[Data extracted from a collection]

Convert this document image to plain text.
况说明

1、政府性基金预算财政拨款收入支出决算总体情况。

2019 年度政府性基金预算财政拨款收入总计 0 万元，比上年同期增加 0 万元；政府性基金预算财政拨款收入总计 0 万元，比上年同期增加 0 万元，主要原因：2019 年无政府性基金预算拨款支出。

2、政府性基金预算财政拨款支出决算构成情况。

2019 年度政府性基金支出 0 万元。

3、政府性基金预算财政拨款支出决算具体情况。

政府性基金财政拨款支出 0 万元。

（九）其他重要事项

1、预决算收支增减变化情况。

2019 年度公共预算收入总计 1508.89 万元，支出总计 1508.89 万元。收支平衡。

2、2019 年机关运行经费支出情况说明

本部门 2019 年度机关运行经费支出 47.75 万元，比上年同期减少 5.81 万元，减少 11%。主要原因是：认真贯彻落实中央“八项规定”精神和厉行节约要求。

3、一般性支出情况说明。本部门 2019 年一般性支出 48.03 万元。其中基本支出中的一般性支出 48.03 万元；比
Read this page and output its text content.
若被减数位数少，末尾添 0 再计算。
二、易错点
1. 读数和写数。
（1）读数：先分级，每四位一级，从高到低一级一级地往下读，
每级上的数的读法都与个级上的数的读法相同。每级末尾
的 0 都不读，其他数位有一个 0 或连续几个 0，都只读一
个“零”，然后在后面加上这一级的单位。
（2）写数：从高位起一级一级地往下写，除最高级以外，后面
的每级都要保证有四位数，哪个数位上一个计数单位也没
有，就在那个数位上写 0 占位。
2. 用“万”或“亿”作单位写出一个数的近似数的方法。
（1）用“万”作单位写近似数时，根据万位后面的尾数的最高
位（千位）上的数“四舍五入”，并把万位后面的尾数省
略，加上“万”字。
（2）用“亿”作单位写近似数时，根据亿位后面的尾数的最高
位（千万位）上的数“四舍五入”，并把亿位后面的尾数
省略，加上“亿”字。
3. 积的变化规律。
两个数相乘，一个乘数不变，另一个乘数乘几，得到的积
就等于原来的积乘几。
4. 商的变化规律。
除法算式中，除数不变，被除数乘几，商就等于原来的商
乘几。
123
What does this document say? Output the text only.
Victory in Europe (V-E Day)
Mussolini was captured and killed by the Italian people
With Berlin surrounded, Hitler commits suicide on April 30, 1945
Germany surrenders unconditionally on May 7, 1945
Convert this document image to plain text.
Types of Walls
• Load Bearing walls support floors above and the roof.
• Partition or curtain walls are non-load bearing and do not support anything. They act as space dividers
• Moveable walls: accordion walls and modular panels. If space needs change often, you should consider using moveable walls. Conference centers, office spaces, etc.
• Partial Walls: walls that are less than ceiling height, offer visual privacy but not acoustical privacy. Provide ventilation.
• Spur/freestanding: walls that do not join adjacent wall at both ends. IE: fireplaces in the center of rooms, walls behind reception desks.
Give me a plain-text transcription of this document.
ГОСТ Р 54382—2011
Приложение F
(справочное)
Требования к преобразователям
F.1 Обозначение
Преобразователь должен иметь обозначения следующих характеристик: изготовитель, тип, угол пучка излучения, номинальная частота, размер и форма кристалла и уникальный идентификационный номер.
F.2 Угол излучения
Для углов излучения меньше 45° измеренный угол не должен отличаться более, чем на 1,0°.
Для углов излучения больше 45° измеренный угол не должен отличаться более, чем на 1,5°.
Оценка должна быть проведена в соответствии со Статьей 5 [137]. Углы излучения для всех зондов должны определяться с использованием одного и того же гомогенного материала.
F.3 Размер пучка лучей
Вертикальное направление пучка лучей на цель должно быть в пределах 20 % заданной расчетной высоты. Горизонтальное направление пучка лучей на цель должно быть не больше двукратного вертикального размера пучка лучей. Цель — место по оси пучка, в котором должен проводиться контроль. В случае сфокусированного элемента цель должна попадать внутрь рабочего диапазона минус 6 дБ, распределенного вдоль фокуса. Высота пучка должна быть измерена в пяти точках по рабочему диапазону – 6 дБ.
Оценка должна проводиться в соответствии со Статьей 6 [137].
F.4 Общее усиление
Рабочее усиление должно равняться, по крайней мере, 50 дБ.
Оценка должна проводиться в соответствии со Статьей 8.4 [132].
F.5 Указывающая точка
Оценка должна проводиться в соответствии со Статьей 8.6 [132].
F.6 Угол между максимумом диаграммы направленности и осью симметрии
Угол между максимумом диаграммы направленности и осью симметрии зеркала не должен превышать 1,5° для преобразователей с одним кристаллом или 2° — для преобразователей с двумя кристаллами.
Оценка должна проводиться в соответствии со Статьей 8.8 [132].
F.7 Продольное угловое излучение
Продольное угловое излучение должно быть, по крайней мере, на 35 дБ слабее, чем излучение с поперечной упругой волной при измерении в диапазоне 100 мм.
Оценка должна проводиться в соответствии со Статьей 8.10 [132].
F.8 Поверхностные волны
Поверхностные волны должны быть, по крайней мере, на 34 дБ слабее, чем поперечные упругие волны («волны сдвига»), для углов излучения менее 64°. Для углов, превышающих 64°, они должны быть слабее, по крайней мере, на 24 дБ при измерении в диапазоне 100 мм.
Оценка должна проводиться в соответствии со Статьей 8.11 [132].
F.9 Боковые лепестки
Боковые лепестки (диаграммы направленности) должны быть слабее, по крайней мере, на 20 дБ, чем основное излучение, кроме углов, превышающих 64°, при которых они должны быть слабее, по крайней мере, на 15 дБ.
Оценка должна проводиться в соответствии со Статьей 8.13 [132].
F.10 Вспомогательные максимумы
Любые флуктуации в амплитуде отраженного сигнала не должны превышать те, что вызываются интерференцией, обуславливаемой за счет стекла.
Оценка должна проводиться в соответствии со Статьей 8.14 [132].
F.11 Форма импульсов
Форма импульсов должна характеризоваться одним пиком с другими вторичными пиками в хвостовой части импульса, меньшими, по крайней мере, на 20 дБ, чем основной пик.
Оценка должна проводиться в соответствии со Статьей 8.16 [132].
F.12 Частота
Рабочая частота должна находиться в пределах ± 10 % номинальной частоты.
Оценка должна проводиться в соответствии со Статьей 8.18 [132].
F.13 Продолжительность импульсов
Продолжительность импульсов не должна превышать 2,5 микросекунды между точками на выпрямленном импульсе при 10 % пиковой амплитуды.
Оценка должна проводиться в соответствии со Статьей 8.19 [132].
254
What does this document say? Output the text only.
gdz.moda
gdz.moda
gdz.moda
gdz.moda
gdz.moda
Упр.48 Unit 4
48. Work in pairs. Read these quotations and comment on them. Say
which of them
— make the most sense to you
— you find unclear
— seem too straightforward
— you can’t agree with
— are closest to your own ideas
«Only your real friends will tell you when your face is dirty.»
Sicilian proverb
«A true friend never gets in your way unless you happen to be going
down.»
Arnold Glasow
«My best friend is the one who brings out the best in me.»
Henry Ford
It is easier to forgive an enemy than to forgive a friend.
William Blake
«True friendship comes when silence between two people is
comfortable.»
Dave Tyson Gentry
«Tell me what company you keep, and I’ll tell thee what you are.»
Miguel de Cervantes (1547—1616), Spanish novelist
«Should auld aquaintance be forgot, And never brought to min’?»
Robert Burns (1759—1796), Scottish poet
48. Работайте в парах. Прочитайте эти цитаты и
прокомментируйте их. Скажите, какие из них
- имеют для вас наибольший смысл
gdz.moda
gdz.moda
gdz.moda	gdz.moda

■ **THE PROBLEM**
Gather each line in these records that contains the string "пределах".

■ **SOLUTION TO THIS TASK**
Вертикальное направление пучка лучей на цель должно быть в пределах 20 % заданной расчетной высоты. Горизонтальное направление пучка лучей на цель должно быть не больше двукратного вертикального размера пучка лучей. Цель — место по оси пучка, в котором должен проводиться контроль. В случае сфокусированного элемента цель должна попадать внутрь рабочего диапазона минус 6 дБ, распределенного вдоль фокуса. Высота пучка должна быть измерена в пяти точках по рабочему диапазону – 6 дБ.
Рабочая частота должна находиться в пределах ± 10 % номинальной частоты.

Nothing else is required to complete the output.